## What you should do
Find the string "Concentration" in the data, then copy every line where it is found.

## Listing

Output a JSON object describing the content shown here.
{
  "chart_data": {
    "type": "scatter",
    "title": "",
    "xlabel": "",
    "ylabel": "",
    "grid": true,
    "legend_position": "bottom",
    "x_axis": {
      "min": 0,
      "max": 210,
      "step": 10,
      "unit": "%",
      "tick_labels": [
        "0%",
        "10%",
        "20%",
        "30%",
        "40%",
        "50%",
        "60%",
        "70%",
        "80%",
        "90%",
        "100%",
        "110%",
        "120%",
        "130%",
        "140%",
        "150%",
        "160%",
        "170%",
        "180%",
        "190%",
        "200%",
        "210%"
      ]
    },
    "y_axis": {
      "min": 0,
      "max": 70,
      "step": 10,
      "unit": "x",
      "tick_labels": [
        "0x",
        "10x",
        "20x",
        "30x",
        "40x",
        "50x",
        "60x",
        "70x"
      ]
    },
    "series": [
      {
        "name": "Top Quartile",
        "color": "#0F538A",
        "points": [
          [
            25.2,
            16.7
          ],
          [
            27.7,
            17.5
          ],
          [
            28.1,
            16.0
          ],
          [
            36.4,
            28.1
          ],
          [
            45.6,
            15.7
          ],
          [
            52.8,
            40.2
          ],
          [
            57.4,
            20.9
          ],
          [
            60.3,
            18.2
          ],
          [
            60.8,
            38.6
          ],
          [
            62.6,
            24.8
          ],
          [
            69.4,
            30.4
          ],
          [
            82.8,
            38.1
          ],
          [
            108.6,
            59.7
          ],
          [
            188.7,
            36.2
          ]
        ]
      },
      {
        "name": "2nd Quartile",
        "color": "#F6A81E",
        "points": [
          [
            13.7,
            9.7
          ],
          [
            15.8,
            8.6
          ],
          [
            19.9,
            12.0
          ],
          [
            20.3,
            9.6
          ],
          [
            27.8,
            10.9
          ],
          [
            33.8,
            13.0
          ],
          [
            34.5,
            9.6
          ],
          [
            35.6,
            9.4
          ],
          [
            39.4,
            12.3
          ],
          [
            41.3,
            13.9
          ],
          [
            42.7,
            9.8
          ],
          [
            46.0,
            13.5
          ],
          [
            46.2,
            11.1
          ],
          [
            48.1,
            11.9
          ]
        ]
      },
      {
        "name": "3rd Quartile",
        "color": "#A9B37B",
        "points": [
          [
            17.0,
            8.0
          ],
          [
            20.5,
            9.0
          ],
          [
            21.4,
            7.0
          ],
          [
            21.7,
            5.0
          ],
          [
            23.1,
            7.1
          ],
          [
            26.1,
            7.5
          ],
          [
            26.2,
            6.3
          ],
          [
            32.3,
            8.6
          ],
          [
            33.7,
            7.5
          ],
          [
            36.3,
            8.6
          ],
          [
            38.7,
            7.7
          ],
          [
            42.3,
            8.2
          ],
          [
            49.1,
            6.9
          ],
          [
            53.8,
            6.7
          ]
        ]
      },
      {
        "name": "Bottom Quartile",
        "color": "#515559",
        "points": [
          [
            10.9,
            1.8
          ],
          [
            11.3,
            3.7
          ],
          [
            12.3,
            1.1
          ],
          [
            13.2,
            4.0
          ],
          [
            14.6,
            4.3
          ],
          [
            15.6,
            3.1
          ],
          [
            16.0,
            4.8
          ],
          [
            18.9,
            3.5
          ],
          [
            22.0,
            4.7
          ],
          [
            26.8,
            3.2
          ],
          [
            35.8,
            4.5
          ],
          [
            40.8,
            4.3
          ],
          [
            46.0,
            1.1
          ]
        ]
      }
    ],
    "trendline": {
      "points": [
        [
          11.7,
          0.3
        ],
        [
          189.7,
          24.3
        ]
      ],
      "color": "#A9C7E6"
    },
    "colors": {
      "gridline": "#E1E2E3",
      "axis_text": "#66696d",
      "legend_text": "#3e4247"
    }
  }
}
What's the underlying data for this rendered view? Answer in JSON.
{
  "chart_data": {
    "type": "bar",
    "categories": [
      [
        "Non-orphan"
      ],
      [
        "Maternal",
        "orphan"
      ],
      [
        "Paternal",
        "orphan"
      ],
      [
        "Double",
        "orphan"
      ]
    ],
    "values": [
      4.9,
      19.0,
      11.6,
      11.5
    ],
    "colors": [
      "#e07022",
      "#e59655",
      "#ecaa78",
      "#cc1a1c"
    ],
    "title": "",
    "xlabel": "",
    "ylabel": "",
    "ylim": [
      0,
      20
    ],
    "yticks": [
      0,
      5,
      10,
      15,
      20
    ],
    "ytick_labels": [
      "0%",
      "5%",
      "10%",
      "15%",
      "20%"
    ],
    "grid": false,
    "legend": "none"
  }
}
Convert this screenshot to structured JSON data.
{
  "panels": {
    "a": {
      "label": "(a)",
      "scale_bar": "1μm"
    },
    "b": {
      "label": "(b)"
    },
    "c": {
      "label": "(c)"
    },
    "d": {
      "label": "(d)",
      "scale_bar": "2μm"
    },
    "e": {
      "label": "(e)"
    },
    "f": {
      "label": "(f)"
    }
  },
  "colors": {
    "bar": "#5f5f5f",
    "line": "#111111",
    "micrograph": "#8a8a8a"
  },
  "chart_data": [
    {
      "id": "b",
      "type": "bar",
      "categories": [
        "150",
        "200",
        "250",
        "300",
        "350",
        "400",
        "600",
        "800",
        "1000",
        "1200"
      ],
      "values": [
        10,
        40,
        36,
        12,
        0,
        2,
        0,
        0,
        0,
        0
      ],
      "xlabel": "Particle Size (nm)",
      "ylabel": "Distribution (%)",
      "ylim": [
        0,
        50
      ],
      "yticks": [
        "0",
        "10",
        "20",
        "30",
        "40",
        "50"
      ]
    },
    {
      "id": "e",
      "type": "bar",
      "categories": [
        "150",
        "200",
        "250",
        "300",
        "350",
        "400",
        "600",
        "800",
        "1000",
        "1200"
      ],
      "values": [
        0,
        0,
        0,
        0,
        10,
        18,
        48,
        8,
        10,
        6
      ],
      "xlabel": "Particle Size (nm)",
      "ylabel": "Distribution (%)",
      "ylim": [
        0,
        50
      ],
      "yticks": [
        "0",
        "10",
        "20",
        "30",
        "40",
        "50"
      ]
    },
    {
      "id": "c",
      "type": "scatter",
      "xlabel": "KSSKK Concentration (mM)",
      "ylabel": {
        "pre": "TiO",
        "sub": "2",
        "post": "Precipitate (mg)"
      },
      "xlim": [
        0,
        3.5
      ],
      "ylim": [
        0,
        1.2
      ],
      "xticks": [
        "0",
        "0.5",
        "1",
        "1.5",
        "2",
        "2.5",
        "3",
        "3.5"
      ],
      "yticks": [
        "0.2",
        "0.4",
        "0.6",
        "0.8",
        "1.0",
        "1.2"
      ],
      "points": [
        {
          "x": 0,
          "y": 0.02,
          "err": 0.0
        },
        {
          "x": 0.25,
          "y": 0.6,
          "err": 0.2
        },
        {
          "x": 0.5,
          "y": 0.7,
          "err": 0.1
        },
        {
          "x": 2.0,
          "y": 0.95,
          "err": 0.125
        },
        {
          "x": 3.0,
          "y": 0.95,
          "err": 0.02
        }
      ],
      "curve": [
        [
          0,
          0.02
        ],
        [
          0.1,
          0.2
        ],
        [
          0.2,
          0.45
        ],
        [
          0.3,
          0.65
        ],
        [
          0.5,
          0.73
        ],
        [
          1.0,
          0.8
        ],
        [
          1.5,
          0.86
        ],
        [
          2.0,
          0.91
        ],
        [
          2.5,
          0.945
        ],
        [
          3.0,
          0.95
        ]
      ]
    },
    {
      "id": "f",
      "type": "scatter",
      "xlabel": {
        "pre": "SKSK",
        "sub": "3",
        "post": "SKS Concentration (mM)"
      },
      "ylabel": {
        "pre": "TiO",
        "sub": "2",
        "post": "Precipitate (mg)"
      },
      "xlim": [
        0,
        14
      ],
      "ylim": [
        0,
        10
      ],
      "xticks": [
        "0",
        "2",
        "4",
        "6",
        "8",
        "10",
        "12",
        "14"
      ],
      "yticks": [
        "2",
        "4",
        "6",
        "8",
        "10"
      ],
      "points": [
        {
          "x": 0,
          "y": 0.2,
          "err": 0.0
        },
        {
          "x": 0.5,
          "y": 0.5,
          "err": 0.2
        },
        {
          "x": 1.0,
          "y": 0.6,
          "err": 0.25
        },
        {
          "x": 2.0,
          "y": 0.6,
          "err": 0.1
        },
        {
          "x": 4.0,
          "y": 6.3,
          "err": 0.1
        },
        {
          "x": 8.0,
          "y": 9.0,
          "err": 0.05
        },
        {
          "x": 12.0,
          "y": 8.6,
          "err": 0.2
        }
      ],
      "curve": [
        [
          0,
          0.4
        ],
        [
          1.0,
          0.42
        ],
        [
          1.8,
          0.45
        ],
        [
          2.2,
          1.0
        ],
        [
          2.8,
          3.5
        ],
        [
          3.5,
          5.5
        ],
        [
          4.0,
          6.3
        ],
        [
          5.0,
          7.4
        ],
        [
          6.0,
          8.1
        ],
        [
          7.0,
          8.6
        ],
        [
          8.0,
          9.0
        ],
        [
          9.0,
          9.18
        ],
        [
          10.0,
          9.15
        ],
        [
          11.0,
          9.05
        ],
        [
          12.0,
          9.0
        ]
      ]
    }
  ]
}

## Exercise solution
      "xlabel": "KSSKK Concentration (mM)",
        "post": "SKS Concentration (mM)"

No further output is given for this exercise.